» **REQUIRED TASK**
Identify each line in the records below that contains the word "collection", and copy it.

★ ★ ★ ★

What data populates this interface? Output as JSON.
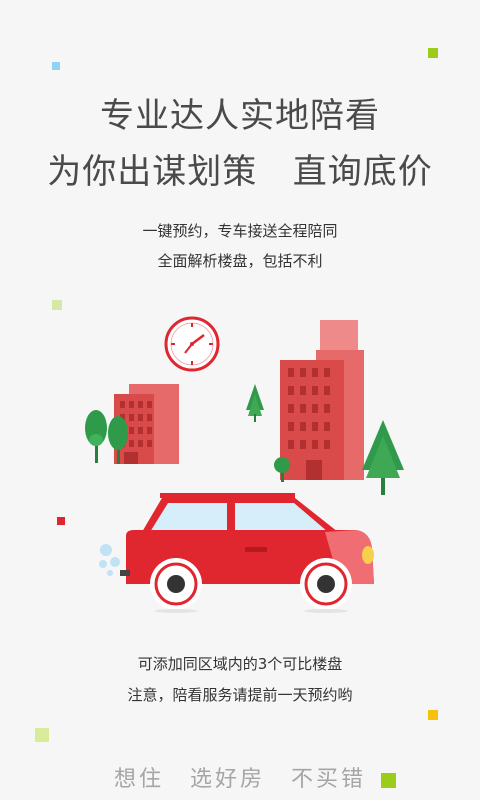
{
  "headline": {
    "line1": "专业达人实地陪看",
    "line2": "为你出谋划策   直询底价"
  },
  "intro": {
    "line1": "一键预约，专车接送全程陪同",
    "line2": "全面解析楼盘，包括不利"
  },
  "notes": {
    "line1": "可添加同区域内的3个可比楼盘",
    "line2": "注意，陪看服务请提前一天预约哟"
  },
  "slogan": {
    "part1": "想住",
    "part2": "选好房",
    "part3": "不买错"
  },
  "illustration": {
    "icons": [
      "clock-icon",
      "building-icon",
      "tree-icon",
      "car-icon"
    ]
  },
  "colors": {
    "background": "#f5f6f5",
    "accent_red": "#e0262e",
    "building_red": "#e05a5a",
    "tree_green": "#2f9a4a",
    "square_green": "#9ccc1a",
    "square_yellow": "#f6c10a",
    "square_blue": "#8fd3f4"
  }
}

★ ★ ★ ★

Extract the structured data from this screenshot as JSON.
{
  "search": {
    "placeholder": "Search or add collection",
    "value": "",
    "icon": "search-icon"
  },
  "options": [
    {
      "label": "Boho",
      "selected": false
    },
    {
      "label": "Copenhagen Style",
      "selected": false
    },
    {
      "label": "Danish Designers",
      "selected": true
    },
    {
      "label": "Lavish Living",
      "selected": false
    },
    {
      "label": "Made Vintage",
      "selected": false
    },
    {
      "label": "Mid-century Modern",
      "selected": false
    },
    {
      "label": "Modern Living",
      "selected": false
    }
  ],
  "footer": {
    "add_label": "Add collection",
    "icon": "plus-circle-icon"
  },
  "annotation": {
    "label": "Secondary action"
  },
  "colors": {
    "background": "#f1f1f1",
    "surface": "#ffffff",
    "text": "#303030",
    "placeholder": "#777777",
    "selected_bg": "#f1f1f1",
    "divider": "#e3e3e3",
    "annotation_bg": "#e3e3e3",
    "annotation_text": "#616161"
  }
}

★ ★ ★ ★

» **SOLUTION**
    "placeholder": "Search or add collection",
    "add_label": "Add collection",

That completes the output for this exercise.